[Saved entries]:
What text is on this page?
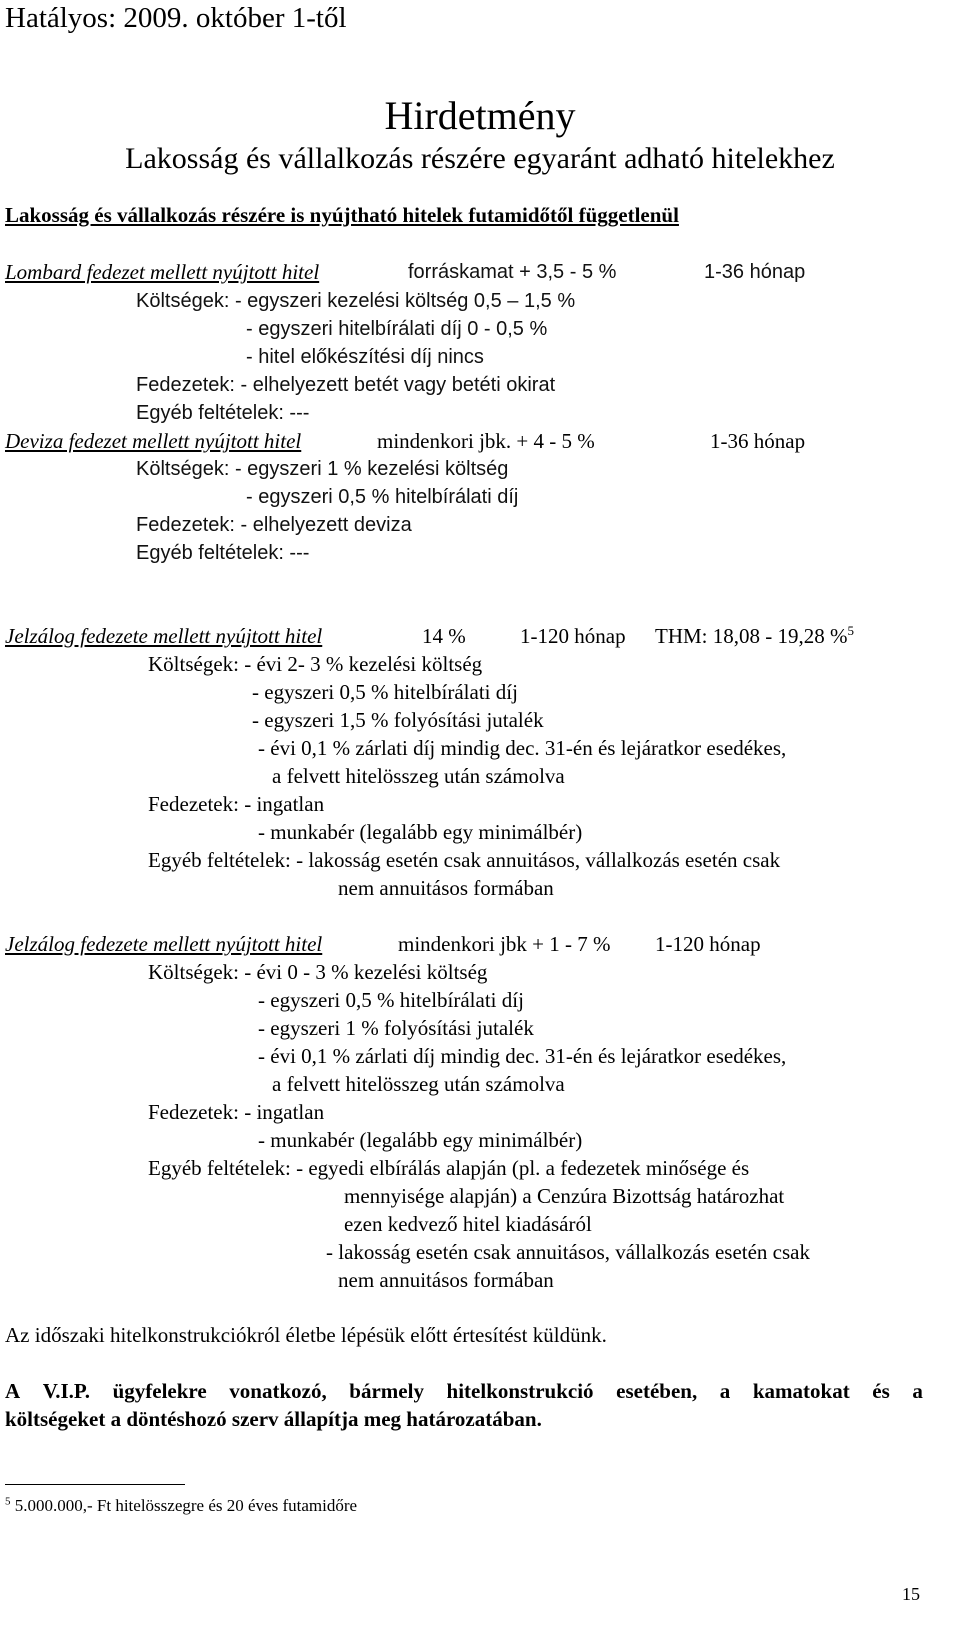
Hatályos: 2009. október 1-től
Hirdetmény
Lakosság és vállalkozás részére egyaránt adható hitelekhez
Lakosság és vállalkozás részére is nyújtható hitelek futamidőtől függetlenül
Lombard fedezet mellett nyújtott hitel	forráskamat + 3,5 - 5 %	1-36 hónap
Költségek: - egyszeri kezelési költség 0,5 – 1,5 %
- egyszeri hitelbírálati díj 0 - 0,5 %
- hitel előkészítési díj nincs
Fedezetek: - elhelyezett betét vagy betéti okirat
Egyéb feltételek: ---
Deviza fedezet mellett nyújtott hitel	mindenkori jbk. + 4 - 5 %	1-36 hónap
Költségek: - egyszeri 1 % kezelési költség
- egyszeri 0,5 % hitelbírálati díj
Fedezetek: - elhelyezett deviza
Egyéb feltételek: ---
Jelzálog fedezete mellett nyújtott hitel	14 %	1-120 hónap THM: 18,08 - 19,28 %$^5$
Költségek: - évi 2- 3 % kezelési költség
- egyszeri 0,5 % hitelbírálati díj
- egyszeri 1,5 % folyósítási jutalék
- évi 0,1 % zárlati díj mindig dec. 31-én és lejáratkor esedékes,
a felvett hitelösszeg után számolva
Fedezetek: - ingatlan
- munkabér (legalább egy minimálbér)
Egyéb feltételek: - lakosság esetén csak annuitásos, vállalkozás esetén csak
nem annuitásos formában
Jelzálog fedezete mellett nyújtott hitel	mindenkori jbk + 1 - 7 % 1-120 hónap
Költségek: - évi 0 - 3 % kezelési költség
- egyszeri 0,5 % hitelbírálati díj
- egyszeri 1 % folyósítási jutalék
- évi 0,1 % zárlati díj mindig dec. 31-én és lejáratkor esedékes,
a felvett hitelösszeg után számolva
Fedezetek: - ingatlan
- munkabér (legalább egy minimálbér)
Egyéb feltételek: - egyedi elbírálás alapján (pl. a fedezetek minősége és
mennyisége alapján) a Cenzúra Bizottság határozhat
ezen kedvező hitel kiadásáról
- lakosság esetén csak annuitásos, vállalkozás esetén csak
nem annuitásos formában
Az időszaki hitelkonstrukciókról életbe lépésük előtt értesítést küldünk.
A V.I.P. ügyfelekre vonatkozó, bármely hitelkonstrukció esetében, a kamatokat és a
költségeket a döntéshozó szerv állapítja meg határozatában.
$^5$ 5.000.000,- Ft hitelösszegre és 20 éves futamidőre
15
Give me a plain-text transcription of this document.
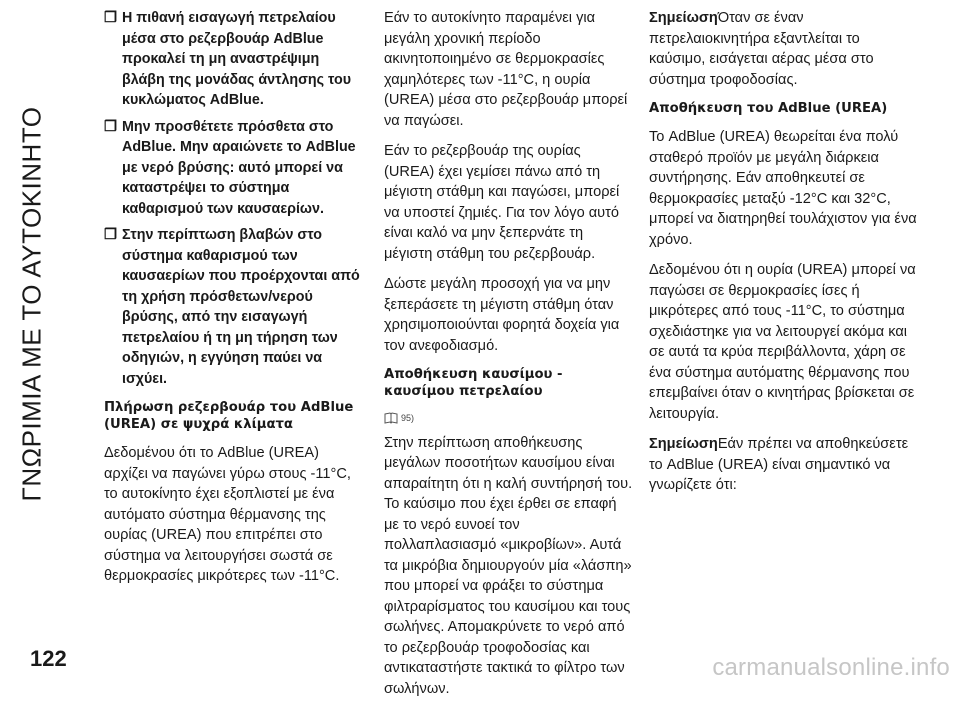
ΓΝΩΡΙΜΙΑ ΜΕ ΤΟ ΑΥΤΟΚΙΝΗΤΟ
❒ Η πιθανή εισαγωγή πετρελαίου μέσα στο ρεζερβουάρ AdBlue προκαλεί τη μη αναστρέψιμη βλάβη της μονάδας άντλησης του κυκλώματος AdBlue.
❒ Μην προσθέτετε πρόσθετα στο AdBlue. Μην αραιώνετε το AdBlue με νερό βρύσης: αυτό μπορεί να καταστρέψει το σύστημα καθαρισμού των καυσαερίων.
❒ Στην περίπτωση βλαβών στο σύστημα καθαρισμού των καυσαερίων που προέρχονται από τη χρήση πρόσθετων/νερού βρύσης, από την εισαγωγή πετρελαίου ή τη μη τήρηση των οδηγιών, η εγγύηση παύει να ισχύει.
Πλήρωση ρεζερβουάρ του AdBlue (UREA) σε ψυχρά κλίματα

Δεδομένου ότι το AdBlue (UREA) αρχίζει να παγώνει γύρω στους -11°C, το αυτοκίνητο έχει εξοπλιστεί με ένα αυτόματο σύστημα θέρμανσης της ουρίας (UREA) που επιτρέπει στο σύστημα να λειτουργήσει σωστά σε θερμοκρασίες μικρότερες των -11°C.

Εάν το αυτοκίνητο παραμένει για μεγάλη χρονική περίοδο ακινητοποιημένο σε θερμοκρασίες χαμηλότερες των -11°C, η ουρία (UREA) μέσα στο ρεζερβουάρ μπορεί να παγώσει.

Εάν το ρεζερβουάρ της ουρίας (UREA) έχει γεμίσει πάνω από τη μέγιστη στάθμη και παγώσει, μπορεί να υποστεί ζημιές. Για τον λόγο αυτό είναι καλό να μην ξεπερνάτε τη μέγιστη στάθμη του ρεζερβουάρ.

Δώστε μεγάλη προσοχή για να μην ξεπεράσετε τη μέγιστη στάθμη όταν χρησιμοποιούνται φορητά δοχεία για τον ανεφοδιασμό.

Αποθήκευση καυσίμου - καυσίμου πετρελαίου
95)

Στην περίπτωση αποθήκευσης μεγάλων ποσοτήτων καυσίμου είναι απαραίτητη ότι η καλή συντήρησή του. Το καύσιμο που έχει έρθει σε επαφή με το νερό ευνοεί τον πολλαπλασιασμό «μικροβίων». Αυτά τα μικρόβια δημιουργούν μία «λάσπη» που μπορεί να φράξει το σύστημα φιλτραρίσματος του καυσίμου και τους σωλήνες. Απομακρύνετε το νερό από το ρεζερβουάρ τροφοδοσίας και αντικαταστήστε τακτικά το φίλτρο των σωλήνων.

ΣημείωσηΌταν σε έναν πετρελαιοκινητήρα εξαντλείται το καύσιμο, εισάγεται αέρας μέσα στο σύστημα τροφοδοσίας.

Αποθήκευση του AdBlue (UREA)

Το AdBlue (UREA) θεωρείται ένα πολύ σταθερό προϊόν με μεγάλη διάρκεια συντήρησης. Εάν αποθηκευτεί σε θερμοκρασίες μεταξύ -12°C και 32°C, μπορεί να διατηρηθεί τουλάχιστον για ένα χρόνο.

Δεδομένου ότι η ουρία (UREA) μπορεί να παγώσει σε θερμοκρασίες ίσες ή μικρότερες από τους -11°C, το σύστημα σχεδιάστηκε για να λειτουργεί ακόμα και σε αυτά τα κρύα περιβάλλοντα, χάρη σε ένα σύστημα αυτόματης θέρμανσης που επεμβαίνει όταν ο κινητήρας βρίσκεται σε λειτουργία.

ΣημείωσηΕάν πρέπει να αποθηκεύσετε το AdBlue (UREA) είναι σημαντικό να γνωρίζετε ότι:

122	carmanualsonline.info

[Set exercise]: Exactly reproduce each record, leaving out any pictures.

[Exercise result]:
What text is on this page?
Hatályos: 2009. október 1-től
Hirdetmény
Lakosság és vállalkozás részére egyaránt adható hitelekhez
Lakosság és vállalkozás részére is nyújtható hitelek futamidőtől függetlenül
Lombard fedezet mellett nyújtott hitel	forráskamat + 3,5 - 5 %	1-36 hónap
Költségek: - egyszeri kezelési költség 0,5 – 1,5 %
- egyszeri hitelbírálati díj 0 - 0,5 %
- hitel előkészítési díj nincs
Fedezetek: - elhelyezett betét vagy betéti okirat
Egyéb feltételek: ---
Deviza fedezet mellett nyújtott hitel	mindenkori jbk. + 4 - 5 %	1-36 hónap
Költségek: - egyszeri 1 % kezelési költség
- egyszeri 0,5 % hitelbírálati díj
Fedezetek: - elhelyezett deviza
Egyéb feltételek: ---
Jelzálog fedezete mellett nyújtott hitel	14 %	1-120 hónap THM: 18,08 - 19,28 %$^5$
Költségek: - évi 2- 3 % kezelési költség
- egyszeri 0,5 % hitelbírálati díj
- egyszeri 1,5 % folyósítási jutalék
- évi 0,1 % zárlati díj mindig dec. 31-én és lejáratkor esedékes,
a felvett hitelösszeg után számolva
Fedezetek: - ingatlan
- munkabér (legalább egy minimálbér)
Egyéb feltételek: - lakosság esetén csak annuitásos, vállalkozás esetén csak
nem annuitásos formában
Jelzálog fedezete mellett nyújtott hitel	mindenkori jbk + 1 - 7 % 1-120 hónap
Költségek: - évi 0 - 3 % kezelési költség
- egyszeri 0,5 % hitelbírálati díj
- egyszeri 1 % folyósítási jutalék
- évi 0,1 % zárlati díj mindig dec. 31-én és lejáratkor esedékes,
a felvett hitelösszeg után számolva
Fedezetek: - ingatlan
- munkabér (legalább egy minimálbér)
Egyéb feltételek: - egyedi elbírálás alapján (pl. a fedezetek minősége és
mennyisége alapján) a Cenzúra Bizottság határozhat
ezen kedvező hitel kiadásáról
- lakosság esetén csak annuitásos, vállalkozás esetén csak
nem annuitásos formában
Az időszaki hitelkonstrukciókról életbe lépésük előtt értesítést küldünk.
A V.I.P. ügyfelekre vonatkozó, bármely hitelkonstrukció esetében, a kamatokat és a
költségeket a döntéshozó szerv állapítja meg határozatában.
$^5$ 5.000.000,- Ft hitelösszegre és 20 éves futamidőre
15
Give me a plain-text transcription of this document.
ΓΝΩΡΙΜΙΑ ΜΕ ΤΟ ΑΥΤΟΚΙΝΗΤΟ
❒ Η πιθανή εισαγωγή πετρελαίου μέσα στο ρεζερβουάρ AdBlue προκαλεί τη μη αναστρέψιμη βλάβη της μονάδας άντλησης του κυκλώματος AdBlue.
❒ Μην προσθέτετε πρόσθετα στο AdBlue. Μην αραιώνετε το AdBlue με νερό βρύσης: αυτό μπορεί να καταστρέψει το σύστημα καθαρισμού των καυσαερίων.
❒ Στην περίπτωση βλαβών στο σύστημα καθαρισμού των καυσαερίων που προέρχονται από τη χρήση πρόσθετων/νερού βρύσης, από την εισαγωγή πετρελαίου ή τη μη τήρηση των οδηγιών, η εγγύηση παύει να ισχύει.
Πλήρωση ρεζερβουάρ του AdBlue (UREA) σε ψυχρά κλίματα

Δεδομένου ότι το AdBlue (UREA) αρχίζει να παγώνει γύρω στους -11°C, το αυτοκίνητο έχει εξοπλιστεί με ένα αυτόματο σύστημα θέρμανσης της ουρίας (UREA) που επιτρέπει στο σύστημα να λειτουργήσει σωστά σε θερμοκρασίες μικρότερες των -11°C.

Εάν το αυτοκίνητο παραμένει για μεγάλη χρονική περίοδο ακινητοποιημένο σε θερμοκρασίες χαμηλότερες των -11°C, η ουρία (UREA) μέσα στο ρεζερβουάρ μπορεί να παγώσει.

Εάν το ρεζερβουάρ της ουρίας (UREA) έχει γεμίσει πάνω από τη μέγιστη στάθμη και παγώσει, μπορεί να υποστεί ζημιές. Για τον λόγο αυτό είναι καλό να μην ξεπερνάτε τη μέγιστη στάθμη του ρεζερβουάρ.

Δώστε μεγάλη προσοχή για να μην ξεπεράσετε τη μέγιστη στάθμη όταν χρησιμοποιούνται φορητά δοχεία για τον ανεφοδιασμό.

Αποθήκευση καυσίμου - καυσίμου πετρελαίου
95)

Στην περίπτωση αποθήκευσης μεγάλων ποσοτήτων καυσίμου είναι απαραίτητη ότι η καλή συντήρησή του. Το καύσιμο που έχει έρθει σε επαφή με το νερό ευνοεί τον πολλαπλασιασμό «μικροβίων». Αυτά τα μικρόβια δημιουργούν μία «λάσπη» που μπορεί να φράξει το σύστημα φιλτραρίσματος του καυσίμου και τους σωλήνες. Απομακρύνετε το νερό από το ρεζερβουάρ τροφοδοσίας και αντικαταστήστε τακτικά το φίλτρο των σωλήνων.

ΣημείωσηΌταν σε έναν πετρελαιοκινητήρα εξαντλείται το καύσιμο, εισάγεται αέρας μέσα στο σύστημα τροφοδοσίας.

Αποθήκευση του AdBlue (UREA)

Το AdBlue (UREA) θεωρείται ένα πολύ σταθερό προϊόν με μεγάλη διάρκεια συντήρησης. Εάν αποθηκευτεί σε θερμοκρασίες μεταξύ -12°C και 32°C, μπορεί να διατηρηθεί τουλάχιστον για ένα χρόνο.

Δεδομένου ότι η ουρία (UREA) μπορεί να παγώσει σε θερμοκρασίες ίσες ή μικρότερες από τους -11°C, το σύστημα σχεδιάστηκε για να λειτουργεί ακόμα και σε αυτά τα κρύα περιβάλλοντα, χάρη σε ένα σύστημα αυτόματης θέρμανσης που επεμβαίνει όταν ο κινητήρας βρίσκεται σε λειτουργία.

ΣημείωσηΕάν πρέπει να αποθηκεύσετε το AdBlue (UREA) είναι σημαντικό να γνωρίζετε ότι:

122	carmanualsonline.info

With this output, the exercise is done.